_Problem description_
Copy out lines with the word "Pick" from the material that follows.

------------------------------------------------------------------------

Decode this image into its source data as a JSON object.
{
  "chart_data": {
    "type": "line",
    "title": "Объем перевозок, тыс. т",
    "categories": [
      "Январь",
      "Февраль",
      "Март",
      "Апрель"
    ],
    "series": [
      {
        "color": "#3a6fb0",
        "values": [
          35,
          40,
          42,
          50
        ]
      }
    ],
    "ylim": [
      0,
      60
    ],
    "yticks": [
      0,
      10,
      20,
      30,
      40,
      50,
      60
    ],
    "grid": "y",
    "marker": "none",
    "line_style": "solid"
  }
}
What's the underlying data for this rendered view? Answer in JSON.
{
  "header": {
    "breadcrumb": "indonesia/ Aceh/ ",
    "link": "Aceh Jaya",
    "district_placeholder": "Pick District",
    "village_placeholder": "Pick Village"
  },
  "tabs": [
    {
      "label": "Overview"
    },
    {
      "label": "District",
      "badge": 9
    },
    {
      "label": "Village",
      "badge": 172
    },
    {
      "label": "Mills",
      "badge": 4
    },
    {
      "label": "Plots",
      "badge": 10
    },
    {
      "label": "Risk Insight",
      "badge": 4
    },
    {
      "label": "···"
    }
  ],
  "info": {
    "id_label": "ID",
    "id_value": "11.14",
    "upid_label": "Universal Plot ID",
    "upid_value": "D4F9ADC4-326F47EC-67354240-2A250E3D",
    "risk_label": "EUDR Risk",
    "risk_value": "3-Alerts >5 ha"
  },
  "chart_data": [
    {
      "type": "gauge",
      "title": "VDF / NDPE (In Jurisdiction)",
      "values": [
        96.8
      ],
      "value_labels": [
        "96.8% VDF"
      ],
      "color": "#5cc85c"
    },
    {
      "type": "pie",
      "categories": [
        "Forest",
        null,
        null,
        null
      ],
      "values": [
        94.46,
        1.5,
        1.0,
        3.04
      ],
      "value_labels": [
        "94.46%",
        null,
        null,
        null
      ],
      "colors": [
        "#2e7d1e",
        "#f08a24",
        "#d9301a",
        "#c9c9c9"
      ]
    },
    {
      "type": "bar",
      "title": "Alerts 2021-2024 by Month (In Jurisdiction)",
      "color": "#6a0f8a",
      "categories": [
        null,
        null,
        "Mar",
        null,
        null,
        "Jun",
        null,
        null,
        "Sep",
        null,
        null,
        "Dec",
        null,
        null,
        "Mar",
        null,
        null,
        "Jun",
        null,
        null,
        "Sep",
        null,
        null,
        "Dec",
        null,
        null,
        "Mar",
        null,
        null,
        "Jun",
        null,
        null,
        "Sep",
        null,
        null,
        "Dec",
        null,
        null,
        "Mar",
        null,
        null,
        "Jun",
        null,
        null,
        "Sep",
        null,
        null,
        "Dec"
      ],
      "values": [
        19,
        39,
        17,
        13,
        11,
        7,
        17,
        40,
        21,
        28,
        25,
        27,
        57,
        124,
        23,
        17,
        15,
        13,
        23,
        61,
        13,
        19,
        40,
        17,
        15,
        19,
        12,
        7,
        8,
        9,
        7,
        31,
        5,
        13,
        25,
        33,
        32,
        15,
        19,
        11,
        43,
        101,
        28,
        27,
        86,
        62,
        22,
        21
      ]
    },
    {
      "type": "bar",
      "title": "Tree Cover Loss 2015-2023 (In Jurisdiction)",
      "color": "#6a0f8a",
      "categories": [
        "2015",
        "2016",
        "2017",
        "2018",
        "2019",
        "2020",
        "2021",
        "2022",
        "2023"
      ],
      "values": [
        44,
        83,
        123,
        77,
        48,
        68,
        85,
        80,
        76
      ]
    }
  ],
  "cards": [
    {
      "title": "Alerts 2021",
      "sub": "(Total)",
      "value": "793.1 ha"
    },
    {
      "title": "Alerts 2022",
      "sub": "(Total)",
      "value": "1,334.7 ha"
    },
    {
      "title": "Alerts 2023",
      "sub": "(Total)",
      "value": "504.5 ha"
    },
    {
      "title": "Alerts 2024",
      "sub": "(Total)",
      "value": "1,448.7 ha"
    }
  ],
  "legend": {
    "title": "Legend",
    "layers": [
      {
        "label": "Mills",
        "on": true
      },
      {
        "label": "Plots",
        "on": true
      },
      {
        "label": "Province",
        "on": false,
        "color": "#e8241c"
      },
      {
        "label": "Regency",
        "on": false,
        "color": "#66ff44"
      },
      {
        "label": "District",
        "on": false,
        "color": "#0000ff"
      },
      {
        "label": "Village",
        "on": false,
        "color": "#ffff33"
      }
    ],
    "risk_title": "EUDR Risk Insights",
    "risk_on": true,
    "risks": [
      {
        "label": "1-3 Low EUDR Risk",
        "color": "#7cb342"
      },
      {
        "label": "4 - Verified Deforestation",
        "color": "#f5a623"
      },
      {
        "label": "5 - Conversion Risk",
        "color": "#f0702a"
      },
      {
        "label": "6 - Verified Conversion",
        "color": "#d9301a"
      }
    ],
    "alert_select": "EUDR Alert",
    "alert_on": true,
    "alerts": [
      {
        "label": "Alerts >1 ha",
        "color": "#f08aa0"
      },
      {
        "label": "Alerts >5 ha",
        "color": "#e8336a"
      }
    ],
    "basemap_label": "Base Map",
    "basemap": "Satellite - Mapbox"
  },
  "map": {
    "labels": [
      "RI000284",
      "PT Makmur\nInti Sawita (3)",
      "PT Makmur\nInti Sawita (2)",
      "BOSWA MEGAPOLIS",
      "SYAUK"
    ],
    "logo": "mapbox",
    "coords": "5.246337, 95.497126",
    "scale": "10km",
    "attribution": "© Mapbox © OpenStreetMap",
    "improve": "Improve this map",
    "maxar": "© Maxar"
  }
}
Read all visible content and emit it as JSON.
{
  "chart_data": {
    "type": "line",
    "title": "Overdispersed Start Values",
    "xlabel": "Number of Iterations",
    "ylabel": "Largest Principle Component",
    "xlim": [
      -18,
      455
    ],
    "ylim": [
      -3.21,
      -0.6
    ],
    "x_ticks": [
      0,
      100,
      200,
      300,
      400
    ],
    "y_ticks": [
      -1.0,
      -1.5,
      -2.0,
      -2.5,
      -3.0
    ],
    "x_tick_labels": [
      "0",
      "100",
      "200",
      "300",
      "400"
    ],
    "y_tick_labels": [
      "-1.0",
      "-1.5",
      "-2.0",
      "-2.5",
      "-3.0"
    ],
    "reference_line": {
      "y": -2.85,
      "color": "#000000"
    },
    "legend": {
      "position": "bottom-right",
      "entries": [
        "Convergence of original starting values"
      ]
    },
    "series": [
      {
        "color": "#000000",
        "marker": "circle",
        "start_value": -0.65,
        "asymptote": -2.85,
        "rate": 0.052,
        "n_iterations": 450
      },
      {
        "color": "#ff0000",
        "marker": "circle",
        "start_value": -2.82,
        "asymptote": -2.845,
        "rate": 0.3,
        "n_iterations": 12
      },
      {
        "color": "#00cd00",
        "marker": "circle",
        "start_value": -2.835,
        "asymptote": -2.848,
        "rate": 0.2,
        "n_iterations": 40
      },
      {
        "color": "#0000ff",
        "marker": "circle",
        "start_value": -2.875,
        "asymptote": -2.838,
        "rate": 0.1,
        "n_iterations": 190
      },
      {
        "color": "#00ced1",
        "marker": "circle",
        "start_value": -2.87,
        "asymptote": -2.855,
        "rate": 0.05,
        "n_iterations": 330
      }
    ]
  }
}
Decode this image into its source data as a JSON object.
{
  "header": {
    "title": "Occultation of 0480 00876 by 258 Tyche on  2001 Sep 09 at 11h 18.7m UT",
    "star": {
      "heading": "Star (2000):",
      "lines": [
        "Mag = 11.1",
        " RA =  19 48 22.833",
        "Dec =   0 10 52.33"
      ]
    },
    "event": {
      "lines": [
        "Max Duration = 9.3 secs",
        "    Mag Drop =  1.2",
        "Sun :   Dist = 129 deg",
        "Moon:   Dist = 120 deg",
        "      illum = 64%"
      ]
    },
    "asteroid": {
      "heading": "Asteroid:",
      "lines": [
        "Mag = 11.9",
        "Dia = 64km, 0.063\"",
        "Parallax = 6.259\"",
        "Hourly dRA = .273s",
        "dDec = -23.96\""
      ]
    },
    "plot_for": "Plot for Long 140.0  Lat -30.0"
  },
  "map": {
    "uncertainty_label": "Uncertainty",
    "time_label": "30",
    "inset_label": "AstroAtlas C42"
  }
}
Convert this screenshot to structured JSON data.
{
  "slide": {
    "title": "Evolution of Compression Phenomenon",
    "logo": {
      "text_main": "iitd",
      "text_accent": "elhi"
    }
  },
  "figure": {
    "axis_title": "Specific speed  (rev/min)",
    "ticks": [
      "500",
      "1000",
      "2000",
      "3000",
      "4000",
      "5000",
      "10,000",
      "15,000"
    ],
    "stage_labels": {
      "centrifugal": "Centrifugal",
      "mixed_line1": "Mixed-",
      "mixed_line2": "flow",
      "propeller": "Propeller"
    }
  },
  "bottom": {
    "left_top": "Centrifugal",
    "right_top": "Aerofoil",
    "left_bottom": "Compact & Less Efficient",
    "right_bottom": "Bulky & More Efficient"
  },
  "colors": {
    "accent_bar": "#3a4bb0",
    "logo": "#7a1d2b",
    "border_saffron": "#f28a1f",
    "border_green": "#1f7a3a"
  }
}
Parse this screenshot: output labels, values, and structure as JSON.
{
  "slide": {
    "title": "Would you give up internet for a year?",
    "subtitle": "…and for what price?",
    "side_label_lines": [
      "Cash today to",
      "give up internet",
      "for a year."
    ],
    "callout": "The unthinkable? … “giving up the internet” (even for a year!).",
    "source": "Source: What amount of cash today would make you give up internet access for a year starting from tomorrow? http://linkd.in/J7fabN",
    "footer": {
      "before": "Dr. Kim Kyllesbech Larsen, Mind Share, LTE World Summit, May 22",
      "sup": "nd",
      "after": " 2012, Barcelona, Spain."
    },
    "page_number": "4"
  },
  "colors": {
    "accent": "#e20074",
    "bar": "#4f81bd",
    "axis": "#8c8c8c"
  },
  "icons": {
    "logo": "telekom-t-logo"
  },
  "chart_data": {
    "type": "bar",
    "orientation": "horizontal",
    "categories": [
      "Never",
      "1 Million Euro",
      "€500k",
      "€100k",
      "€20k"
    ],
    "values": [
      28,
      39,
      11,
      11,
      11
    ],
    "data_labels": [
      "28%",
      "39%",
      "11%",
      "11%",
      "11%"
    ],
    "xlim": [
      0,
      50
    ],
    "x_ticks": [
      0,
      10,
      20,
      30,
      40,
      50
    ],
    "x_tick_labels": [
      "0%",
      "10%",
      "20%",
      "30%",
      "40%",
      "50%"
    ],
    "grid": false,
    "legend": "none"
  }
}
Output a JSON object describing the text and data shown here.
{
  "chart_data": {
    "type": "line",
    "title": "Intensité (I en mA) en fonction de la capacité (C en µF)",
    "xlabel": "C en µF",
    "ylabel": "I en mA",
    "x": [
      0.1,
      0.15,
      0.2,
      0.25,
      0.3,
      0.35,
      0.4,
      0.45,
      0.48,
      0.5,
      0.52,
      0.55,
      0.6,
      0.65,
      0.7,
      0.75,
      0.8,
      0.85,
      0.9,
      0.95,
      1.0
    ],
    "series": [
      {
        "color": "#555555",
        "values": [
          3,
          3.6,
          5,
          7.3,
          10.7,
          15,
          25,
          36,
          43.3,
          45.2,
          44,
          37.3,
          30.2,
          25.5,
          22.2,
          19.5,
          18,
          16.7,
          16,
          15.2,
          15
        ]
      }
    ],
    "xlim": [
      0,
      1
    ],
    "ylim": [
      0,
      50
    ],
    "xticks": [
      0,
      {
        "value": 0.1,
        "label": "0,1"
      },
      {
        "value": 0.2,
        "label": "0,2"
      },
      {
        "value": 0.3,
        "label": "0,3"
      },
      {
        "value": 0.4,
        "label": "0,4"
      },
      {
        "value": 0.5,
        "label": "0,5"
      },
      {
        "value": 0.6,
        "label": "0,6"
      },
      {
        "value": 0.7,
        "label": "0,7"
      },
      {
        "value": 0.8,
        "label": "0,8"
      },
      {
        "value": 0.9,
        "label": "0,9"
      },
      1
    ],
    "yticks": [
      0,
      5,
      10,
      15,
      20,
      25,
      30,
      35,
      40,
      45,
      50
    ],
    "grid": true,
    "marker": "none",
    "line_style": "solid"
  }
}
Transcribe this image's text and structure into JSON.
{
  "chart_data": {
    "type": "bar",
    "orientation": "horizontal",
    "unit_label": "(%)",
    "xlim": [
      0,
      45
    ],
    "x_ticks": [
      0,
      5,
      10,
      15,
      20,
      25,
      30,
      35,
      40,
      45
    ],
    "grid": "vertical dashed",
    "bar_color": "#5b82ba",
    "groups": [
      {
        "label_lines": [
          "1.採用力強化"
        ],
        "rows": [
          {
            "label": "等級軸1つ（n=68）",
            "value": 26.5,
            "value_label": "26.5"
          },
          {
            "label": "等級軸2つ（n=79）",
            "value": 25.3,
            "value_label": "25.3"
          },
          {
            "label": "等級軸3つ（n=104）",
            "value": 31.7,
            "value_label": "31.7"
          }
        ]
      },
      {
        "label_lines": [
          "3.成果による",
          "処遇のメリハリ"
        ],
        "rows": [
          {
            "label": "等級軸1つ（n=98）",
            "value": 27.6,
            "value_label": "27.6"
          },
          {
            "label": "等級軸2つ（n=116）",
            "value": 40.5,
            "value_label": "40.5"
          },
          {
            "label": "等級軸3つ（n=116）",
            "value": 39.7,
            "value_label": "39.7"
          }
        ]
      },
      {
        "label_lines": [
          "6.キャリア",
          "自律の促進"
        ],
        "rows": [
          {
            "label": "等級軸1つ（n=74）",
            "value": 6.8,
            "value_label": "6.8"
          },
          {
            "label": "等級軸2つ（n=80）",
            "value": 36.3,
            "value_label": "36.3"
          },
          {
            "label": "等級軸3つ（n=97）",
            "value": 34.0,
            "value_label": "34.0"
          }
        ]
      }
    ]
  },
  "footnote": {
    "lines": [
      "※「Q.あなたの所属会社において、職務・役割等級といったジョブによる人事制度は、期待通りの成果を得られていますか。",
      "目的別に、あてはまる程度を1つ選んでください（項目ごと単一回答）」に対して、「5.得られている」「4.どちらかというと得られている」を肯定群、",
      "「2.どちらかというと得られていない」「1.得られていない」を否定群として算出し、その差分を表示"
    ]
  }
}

------------------------------------------------------------------------

_Response_
    "district_placeholder": "Pick District",
    "village_placeholder": "Pick Village"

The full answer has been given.